(Collected data entries)
== == ==

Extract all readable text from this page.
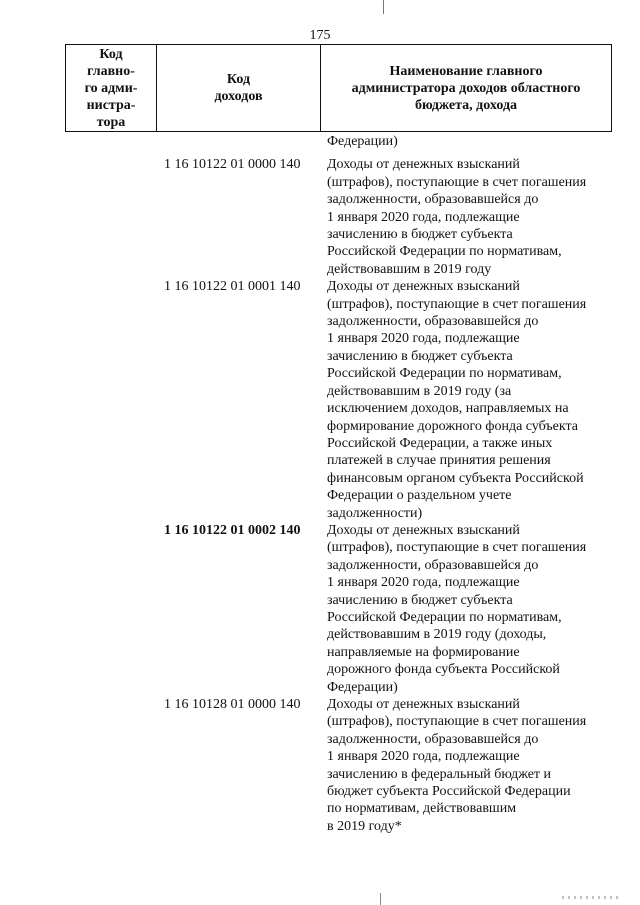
175
Код
главно-
го адми-
нистра-
тора

Код
доходов

Наименование главного
администратора доходов областного
бюджета, дохода
Федерации)
1 16 10122 01 0000 140	Доходы от денежных взысканий
(штрафов), поступающие в счет погашения
задолженности, образовавшейся до
1 января 2020 года, подлежащие
зачислению в бюджет субъекта
Российской Федерации по нормативам,
действовавшим в 2019 году
1 16 10122 01 0001 140	Доходы от денежных взысканий
(штрафов), поступающие в счет погашения
задолженности, образовавшейся до
1 января 2020 года, подлежащие
зачислению в бюджет субъекта
Российской Федерации по нормативам,
действовавшим в 2019 году (за
исключением доходов, направляемых на
формирование дорожного фонда субъекта
Российской Федерации, а также иных
платежей в случае принятия решения
финансовым органом субъекта Российской
Федерации о раздельном учете
задолженности)
1 16 10122 01 0002 140	Доходы от денежных взысканий
(штрафов), поступающие в счет погашения
задолженности, образовавшейся до
1 января 2020 года, подлежащие
зачислению в бюджет субъекта
Российской Федерации по нормативам,
действовавшим в 2019 году (доходы,
направляемые на формирование
дорожного фонда субъекта Российской
Федерации)
1 16 10128 01 0000 140	Доходы от денежных взысканий
(штрафов), поступающие в счет погашения
задолженности, образовавшейся до
1 января 2020 года, подлежащие
зачислению в федеральный бюджет и
бюджет субъекта Российской Федерации
по нормативам, действовавшим
в 2019 году*
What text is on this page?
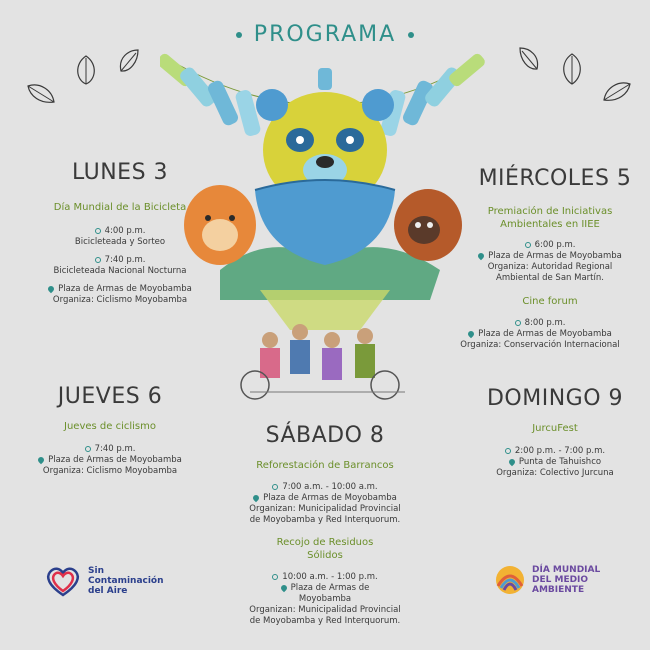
PROGRAMA
LUNES 3
Día Mundial de la Bicicleta
4:00 p.m.
Bicicleteada y Sorteo
7:40 p.m.
Bicicleteada Nacional Nocturna
Plaza de Armas de Moyobamba
Organiza: Ciclismo Moyobamba
MIÉRCOLES 5
Premiación de Iniciativas
Ambientales en IIEE
6:00 p.m.
Plaza de Armas de Moyobamba
Organiza: Autoridad Regional
Ambiental de San Martín.
Cine forum
8:00 p.m.
Plaza de Armas de Moyobamba
Organiza: Conservación Internacional
JUEVES 6
Jueves de ciclismo
7:40 p.m.
Plaza de Armas de Moyobamba
Organiza: Ciclismo Moyobamba
SÁBADO 8
Reforestación de Barrancos
7:00 a.m. - 10:00 a.m.
Plaza de Armas de Moyobamba
Organizan: Municipalidad Provincial
de Moyobamba y Red Interquorum.
Recojo de Residuos
Sólidos
10:00 a.m. - 1:00 p.m.
Plaza de Armas de
Moyobamba
Organizan: Municipalidad Provincial
de Moyobamba y Red Interquorum.
DOMINGO 9
JurcuFest
2:00 p.m. - 7:00 p.m.
Punta de Tahuishco
Organiza: Colectivo Jurcuna
Sin
Contaminación
del Aire
DÍA MUNDIAL
DEL MEDIO
AMBIENTE
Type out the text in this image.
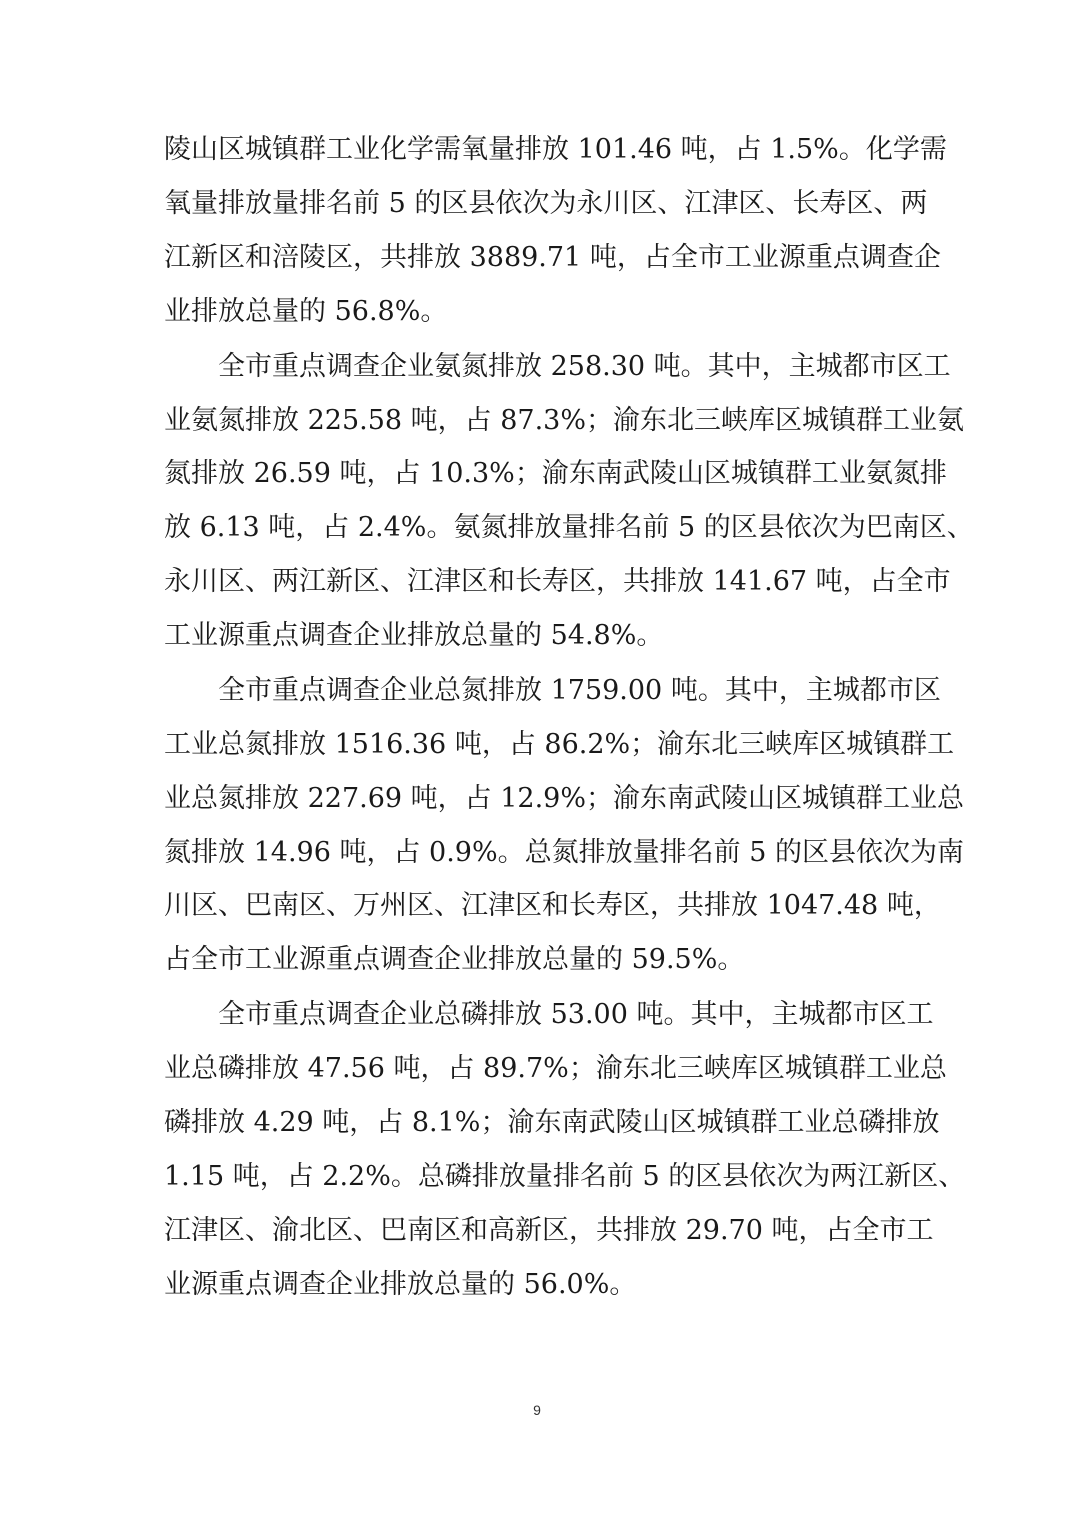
陵山区城镇群工业化学需氧量排放 101.46 吨，占 1.5%。化学需
氧量排放量排名前 5 的区县依次为永川区、江津区、长寿区、两
江新区和涪陵区，共排放 3889.71 吨，占全市工业源重点调查企
业排放总量的 56.8%。
全市重点调查企业氨氮排放 258.30 吨。其中，主城都市区工
业氨氮排放 225.58 吨，占 87.3%；渝东北三峡库区城镇群工业氨
氮排放 26.59 吨，占 10.3%；渝东南武陵山区城镇群工业氨氮排
放 6.13 吨，占 2.4%。氨氮排放量排名前 5 的区县依次为巴南区、
永川区、两江新区、江津区和长寿区，共排放 141.67 吨，占全市
工业源重点调查企业排放总量的 54.8%。
全市重点调查企业总氮排放 1759.00 吨。其中，主城都市区
工业总氮排放 1516.36 吨，占 86.2%；渝东北三峡库区城镇群工
业总氮排放 227.69 吨，占 12.9%；渝东南武陵山区城镇群工业总
氮排放 14.96 吨，占 0.9%。总氮排放量排名前 5 的区县依次为南
川区、巴南区、万州区、江津区和长寿区，共排放 1047.48 吨，
占全市工业源重点调查企业排放总量的 59.5%。
全市重点调查企业总磷排放 53.00 吨。其中，主城都市区工
业总磷排放 47.56 吨，占 89.7%；渝东北三峡库区城镇群工业总
磷排放 4.29 吨，占 8.1%；渝东南武陵山区城镇群工业总磷排放
1.15 吨，占 2.2%。总磷排放量排名前 5 的区县依次为两江新区、
江津区、渝北区、巴南区和高新区，共排放 29.70 吨，占全市工
业源重点调查企业排放总量的 56.0%。
9
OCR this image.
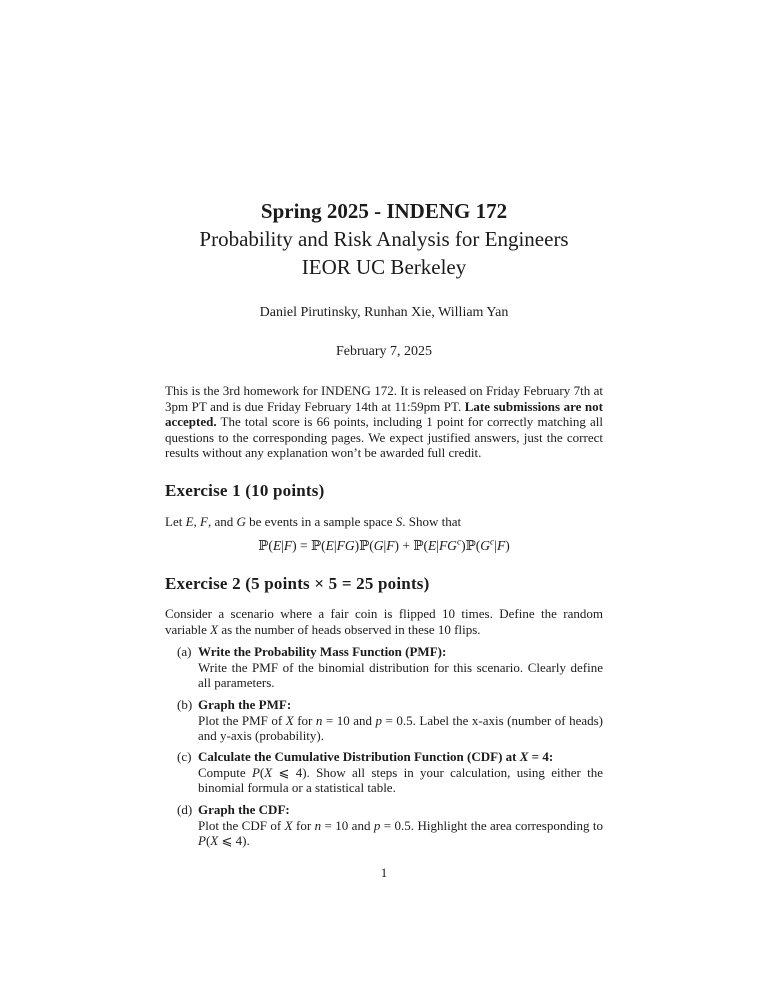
Spring 2025 - INDENG 172
Probability and Risk Analysis for Engineers
IEOR UC Berkeley
Daniel Pirutinsky, Runhan Xie, William Yan
February 7, 2025
This is the 3rd homework for INDENG 172. It is released on Friday February 7th at 3pm PT and is due Friday February 14th at 11:59pm PT. Late submissions are not accepted. The total score is 66 points, including 1 point for correctly matching all questions to the corresponding pages. We expect justified answers, just the correct results without any explanation won’t be awarded full credit.
Exercise 1 (10 points)
Let E, F, and G be events in a sample space S. Show that
ℙ(E|F) = ℙ(E|FG)ℙ(G|F) + $ℙ(E|FG^c)ℙ(G^c|F)$
Exercise 2 (5 points × 5 = 25 points)
Consider a scenario where a fair coin is flipped 10 times. Define the random variable X as the number of heads observed in these 10 flips.
(a) Write the Probability Mass Function (PMF):
Write the PMF of the binomial distribution for this scenario. Clearly define all parameters.
(b) Graph the PMF:
Plot the PMF of X for n = 10 and p = 0.5. Label the x-axis (number of heads) and y-axis (probability).
(c) Calculate the Cumulative Distribution Function (CDF) at X = 4:
Compute P(X ⩽ 4). Show all steps in your calculation, using either the binomial formula or a statistical table.
(d) Graph the CDF:
Plot the CDF of X for n = 10 and p = 0.5. Highlight the area corresponding to P(X ⩽ 4).
1
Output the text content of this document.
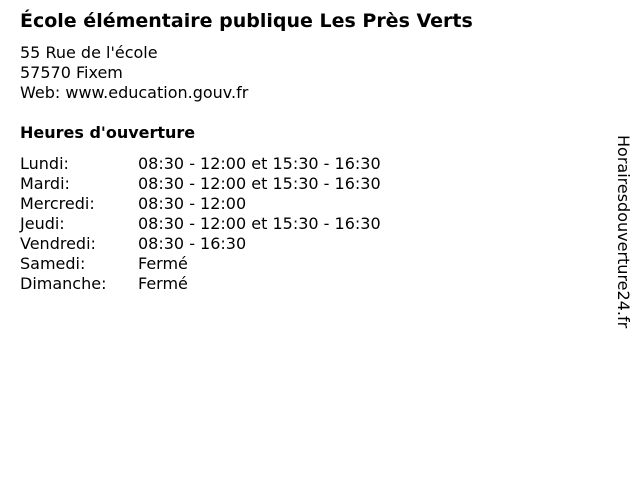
École élémentaire publique Les Près Verts
55 Rue de l'école
57570 Fixem
Web: www.education.gouv.fr
Heures d'ouverture
Lundi:	08:30 - 12:00 et 15:30 - 16:30
Mardi:	08:30 - 12:00 et 15:30 - 16:30
Mercredi:	08:30 - 12:00
Jeudi:	08:30 - 12:00 et 15:30 - 16:30
Vendredi:	08:30 - 16:30
Samedi:	Fermé
Dimanche:	Fermé	Horairesdouverture24.fr
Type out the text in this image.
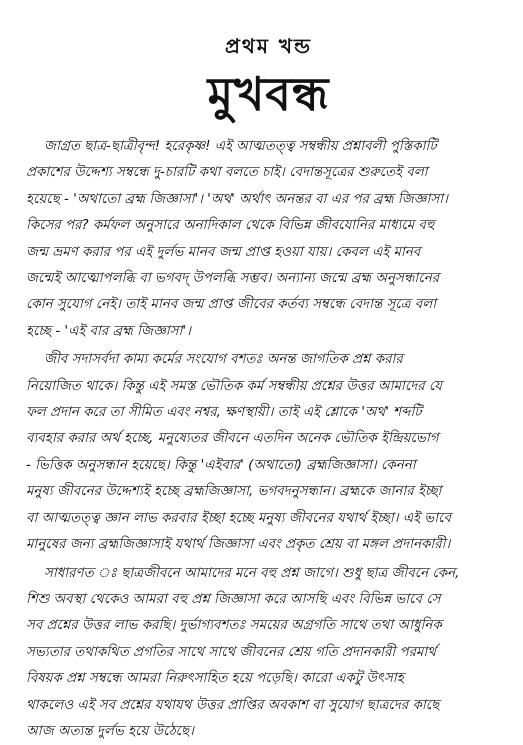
প্রথম খন্ড
মুখবন্ধ
জাগ্রত ছাত্র-ছাত্রীবৃন্দ! হরেকৃষ্ণ! এই আত্মতত্ত্ব সম্বন্ধীয় প্রশ্নাবলী পুস্তিকাটি
প্রকাশের উদ্দেশ্য সম্বন্ধে দু-চারটি কথা বলতে চাই। বেদান্তসূত্রের শুরুতেই বলা
হয়েছে - 'অথাতো ব্রহ্ম জিজ্ঞাসা'। 'অথ' অর্থাৎ অনন্তর বা এর পর ব্রহ্ম জিজ্ঞাসা।
কিসের পর? কর্মফল অনুসারে অনাদিকাল থেকে বিভিন্ন জীবযোনির মাধ্যমে বহু
জন্ম ভ্রমণ করার পর এই দুর্লভ মানব জন্ম প্রাপ্ত হওয়া যায়। কেবল এই মানব
জন্মেই আত্মোপলব্ধি বা ভগবদ্ উপলব্ধি সম্ভব। অন্যান্য জন্মে ব্রহ্ম অনুসন্ধানের
কোন সুযোগ নেই। তাই মানব জন্ম প্রাপ্ত জীবের কর্তব্য সম্বন্ধে বেদান্ত সূত্রে বলা
হচ্ছে - 'এই বার ব্রহ্ম জিজ্ঞাসা'।
জীব সদাসর্বদা কাম্য কর্মের সংযোগ বশতঃ অনন্ত জাগতিক প্রশ্ন করার
নিয়োজিত থাকে। কিন্তু এই সমস্ত ভৌতিক কর্ম সম্বন্ধীয় প্রশ্নের উত্তর আমাদের যে
ফল প্রদান করে তা সীমিত এবং নশ্বর, ক্ষণস্থায়ী। তাই এই শ্লোকে 'অথ' শব্দটি
ব্যবহার করার অর্থ হচ্ছে, মনুষ্যেতর জীবনে এতদিন অনেক ভৌতিক ইন্দ্রিয়ভোগ
- ভিত্তিক অনুসন্ধান হয়েছে। কিন্তু 'এইবার' (অথাতো) ব্রহ্মজিজ্ঞাসা। কেননা
মনুষ্য জীবনের উদ্দেশ্যই হচ্ছে ব্রহ্মজিজ্ঞাসা, ভগবদনুসন্ধান। ব্রহ্মকে জানার ইচ্ছা
বা আত্মতত্ত্ব জ্ঞান লাভ করবার ইচ্ছা হচ্ছে মনুষ্য জীবনের যথার্থ ইচ্ছা। এই ভাবে
মানুষের জন্য ব্রহ্মজিজ্ঞাসাই যথার্থ জিজ্ঞাসা এবং প্রকৃত শ্রেয় বা মঙ্গল প্রদানকারী।
সাধারণত ঃ ছাত্রজীবনে আমাদের মনে বহু প্রশ্ন জাগে। শুধু ছাত্র জীবনে কেন,
শিশু অবস্থা থেকেও আমরা বহু প্রশ্ন জিজ্ঞাসা করে আসছি এবং বিভিন্ন ভাবে সে
সব প্রশ্নের উত্তর লাভ করছি। দুর্ভাগ্যবশতঃ সময়ের অগ্রগতি সাথে তথা আধুনিক
সভ্যতার তথাকথিত প্রগতির সাথে সাথে জীবনের শ্রেয় গতি প্রদানকারী পরমার্থ
বিষয়ক প্রশ্ন সম্বন্ধে আমরা নিরুৎসাহিত হয়ে পড়েছি। কারো একটু উৎসাহ
থাকলেও এই সব প্রশ্নের যথাযথ উত্তর প্রাপ্তির অবকাশ বা সুযোগ ছাত্রদের কাছে
আজ অত্যন্ত দুর্লভ হয়ে উঠেছে।
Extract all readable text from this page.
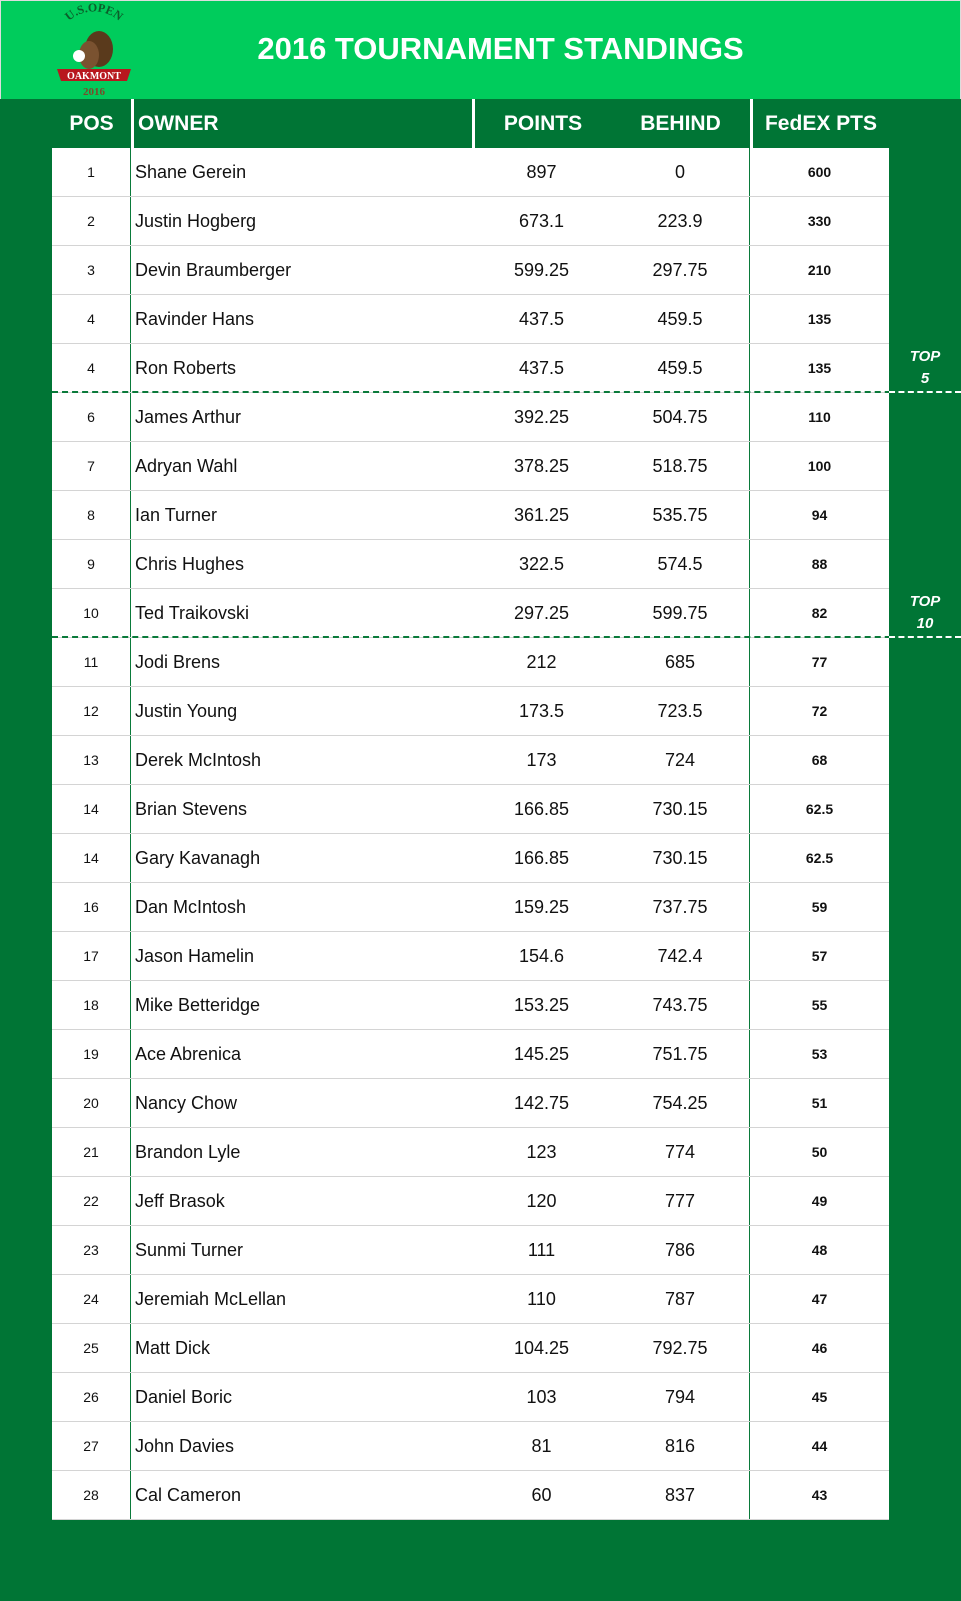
U.S.OPEN
OAKMONT
2016
2016 TOURNAMENT STANDINGS
POS	OWNER	POINTS	BEHIND	FedEX PTS
1	Shane Gerein	897	0	600
2	Justin Hogberg	673.1	223.9	330
3	Devin Braumberger	599.25	297.75	210
4	Ravinder Hans	437.5	459.5	135
4	Ron Roberts	437.5	459.5	135
6	James Arthur	392.25	504.75	110
7	Adryan Wahl	378.25	518.75	100
8	Ian Turner	361.25	535.75	94
9	Chris Hughes	322.5	574.5	88
10	Ted Traikovski	297.25	599.75	82
11	Jodi Brens	212	685	77
12	Justin Young	173.5	723.5	72
13	Derek McIntosh	173	724	68
14	Brian Stevens	166.85	730.15	62.5
14	Gary Kavanagh	166.85	730.15	62.5
16	Dan McIntosh	159.25	737.75	59
17	Jason Hamelin	154.6	742.4	57
18	Mike Betteridge	153.25	743.75	55
19	Ace Abrenica	145.25	751.75	53
20	Nancy Chow	142.75	754.25	51
21	Brandon Lyle	123	774	50
22	Jeff Brasok	120	777	49
23	Sunmi Turner	111	786	48
24	Jeremiah McLellan	110	787	47
25	Matt Dick	104.25	792.75	46
26	Daniel Boric	103	794	45
27	John Davies	81	816	44
28	Cal Cameron	60	837	43
TOP
5
TOP
10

== == ==

* [EXERCISE INSTRUCTIONS]: Copy every line of the records above that holds the word "году".

* [FINAL RESULT]:
действовавшим в 2019 году
действовавшим в 2019 году (за
действовавшим в 2019 году (доходы,
в 2019 году*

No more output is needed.